THE PROBLEM -
In the data below, find every line that has the string "color", and copy it.

** Begin INFORMATION SUPPLIED **

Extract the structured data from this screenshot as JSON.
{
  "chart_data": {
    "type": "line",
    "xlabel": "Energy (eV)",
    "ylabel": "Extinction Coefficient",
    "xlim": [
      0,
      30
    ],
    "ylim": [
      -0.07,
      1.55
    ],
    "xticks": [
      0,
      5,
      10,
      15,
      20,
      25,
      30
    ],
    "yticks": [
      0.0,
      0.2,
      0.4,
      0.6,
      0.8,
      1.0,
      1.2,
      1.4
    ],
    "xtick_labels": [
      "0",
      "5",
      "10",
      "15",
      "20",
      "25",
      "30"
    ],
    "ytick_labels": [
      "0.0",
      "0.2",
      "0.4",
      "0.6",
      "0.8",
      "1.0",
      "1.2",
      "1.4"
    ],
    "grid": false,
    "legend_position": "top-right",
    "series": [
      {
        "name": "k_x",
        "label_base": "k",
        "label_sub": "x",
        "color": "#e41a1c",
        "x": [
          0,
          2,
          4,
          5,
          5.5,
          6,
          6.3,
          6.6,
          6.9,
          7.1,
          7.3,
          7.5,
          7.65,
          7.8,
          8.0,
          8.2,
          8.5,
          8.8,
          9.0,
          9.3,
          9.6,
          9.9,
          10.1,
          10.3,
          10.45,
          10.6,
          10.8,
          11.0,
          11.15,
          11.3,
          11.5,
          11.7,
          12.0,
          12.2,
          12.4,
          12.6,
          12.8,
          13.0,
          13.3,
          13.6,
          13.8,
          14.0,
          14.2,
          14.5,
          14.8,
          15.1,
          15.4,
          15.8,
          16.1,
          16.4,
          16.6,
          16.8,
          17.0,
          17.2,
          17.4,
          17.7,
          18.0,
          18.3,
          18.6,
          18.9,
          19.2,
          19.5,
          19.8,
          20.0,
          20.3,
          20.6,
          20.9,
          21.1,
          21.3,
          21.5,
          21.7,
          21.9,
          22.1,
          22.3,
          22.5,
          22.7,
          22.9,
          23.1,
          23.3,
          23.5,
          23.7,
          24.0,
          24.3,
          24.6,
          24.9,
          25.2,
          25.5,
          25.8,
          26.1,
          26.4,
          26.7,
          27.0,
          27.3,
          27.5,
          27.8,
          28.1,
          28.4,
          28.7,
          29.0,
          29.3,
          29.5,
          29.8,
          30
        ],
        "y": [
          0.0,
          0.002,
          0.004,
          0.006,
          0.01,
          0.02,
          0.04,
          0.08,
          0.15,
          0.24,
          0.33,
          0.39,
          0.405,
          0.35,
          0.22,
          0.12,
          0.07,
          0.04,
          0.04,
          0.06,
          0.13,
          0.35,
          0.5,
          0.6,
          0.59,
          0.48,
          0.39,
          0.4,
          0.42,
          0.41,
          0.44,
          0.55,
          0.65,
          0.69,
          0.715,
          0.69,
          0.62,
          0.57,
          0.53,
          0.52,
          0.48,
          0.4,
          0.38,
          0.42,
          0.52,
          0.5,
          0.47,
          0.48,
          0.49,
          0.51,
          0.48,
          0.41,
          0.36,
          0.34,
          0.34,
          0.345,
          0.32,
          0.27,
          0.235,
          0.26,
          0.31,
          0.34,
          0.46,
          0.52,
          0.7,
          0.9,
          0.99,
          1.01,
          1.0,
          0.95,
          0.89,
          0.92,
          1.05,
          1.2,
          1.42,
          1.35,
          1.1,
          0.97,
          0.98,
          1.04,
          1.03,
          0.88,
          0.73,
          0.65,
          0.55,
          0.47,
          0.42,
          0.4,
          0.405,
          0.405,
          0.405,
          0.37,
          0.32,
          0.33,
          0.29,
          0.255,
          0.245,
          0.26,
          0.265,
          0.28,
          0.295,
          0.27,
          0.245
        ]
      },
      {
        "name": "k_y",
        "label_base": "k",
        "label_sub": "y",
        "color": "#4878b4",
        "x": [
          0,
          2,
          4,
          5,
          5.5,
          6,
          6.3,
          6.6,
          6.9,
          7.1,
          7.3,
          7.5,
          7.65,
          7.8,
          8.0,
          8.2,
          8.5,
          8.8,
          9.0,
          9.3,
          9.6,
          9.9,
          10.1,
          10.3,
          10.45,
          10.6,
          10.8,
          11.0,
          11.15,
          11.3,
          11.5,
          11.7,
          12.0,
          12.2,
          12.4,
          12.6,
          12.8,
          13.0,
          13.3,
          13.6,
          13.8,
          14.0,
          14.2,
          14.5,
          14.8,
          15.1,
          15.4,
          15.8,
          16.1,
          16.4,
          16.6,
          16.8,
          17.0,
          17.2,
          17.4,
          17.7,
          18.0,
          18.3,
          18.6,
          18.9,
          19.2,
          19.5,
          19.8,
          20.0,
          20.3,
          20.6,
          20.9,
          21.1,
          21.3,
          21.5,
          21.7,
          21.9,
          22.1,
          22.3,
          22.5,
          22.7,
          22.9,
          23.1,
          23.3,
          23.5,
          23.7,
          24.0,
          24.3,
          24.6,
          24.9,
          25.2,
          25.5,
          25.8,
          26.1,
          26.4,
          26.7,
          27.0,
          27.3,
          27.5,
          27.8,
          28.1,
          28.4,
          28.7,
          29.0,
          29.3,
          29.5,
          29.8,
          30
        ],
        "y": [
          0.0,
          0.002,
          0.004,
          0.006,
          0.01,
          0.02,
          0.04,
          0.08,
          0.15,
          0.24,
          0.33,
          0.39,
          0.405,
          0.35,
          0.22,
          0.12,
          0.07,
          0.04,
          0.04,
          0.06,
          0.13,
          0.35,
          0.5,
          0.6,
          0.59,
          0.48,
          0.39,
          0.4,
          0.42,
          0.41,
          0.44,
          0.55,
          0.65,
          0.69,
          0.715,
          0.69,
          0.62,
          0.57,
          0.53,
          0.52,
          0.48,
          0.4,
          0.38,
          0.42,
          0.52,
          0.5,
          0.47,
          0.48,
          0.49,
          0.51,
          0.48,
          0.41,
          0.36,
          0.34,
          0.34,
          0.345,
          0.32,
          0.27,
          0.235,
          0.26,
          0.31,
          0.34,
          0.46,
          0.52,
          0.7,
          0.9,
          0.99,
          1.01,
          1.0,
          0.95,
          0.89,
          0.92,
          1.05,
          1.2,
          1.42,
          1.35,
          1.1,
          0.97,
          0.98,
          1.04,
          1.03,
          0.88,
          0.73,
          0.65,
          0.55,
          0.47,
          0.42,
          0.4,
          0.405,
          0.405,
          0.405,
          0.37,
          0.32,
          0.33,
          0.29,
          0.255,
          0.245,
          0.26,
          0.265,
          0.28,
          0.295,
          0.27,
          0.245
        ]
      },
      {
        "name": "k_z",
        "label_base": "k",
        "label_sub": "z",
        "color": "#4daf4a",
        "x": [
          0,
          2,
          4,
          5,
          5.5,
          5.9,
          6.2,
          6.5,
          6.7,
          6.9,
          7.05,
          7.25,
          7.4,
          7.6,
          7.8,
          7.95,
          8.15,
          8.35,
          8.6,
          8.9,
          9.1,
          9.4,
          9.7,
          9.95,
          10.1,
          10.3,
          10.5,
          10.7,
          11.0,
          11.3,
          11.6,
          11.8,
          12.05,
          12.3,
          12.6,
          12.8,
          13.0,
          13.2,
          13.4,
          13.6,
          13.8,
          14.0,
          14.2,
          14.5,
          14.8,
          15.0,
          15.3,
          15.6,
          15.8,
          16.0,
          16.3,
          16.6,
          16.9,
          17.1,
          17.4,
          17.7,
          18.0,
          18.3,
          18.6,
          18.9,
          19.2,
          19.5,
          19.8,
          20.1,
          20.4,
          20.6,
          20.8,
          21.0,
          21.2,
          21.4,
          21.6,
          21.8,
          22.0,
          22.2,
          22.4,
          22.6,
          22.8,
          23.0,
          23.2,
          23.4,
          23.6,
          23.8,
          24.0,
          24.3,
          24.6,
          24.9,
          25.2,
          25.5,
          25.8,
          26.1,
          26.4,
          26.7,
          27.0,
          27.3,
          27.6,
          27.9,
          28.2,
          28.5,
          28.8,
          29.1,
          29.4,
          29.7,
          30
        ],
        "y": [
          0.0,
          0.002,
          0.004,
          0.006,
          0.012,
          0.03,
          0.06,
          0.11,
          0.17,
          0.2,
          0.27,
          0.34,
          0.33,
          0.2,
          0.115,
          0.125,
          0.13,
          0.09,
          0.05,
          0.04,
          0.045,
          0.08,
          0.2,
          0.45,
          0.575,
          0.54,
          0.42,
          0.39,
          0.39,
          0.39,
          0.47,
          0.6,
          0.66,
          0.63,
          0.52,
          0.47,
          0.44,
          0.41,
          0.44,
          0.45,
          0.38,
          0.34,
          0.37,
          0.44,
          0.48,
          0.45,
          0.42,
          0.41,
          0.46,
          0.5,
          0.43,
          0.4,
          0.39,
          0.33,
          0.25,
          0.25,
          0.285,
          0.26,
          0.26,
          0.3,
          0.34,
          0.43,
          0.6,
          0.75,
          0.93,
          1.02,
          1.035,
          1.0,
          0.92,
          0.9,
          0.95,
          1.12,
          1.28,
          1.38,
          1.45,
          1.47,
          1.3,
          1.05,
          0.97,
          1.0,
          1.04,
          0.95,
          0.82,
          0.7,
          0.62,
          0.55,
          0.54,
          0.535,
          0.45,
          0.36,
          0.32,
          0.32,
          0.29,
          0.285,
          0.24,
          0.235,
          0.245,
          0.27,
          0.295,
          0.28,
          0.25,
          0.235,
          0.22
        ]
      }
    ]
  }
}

** End INFORMATION SUPPLIED **

THE REPLY -
        "color": "#e41a1c",
        "color": "#4878b4",
        "color": "#4daf4a",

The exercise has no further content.